Exercise instructions
Scan the entries below. Return every line that includes "risk".

Records shown: Begin

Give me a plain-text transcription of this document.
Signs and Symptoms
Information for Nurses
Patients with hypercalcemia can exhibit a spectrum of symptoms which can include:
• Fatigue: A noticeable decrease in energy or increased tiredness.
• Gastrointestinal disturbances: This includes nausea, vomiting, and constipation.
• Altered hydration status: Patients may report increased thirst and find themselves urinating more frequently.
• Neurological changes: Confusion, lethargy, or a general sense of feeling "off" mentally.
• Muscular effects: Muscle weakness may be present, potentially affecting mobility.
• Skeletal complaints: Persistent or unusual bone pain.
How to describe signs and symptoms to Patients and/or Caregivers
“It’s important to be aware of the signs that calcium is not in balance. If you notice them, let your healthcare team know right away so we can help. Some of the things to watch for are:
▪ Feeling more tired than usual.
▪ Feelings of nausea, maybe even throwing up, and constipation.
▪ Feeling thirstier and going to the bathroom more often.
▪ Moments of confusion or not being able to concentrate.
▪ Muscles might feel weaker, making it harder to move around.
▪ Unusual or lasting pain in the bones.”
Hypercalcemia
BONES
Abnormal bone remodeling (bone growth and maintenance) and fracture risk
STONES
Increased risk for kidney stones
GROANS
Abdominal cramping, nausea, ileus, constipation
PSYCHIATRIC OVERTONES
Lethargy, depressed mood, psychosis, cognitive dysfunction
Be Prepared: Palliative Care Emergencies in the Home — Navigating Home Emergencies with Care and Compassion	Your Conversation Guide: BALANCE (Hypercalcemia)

Records shown: End
Records shown: Begin

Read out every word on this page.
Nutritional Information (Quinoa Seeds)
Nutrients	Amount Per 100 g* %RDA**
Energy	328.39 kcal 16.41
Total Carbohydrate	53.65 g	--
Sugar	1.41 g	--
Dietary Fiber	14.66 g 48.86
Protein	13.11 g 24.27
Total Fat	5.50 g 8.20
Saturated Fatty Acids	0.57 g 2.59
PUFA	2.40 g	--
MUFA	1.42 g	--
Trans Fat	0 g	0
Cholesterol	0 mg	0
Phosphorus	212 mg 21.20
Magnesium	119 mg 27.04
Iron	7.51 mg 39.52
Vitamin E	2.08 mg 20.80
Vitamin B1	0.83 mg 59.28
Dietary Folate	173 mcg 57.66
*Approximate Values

Records shown: End

Output for this task
Abnormal bone remodeling (bone growth and maintenance) and fracture risk
Increased risk for kidney stones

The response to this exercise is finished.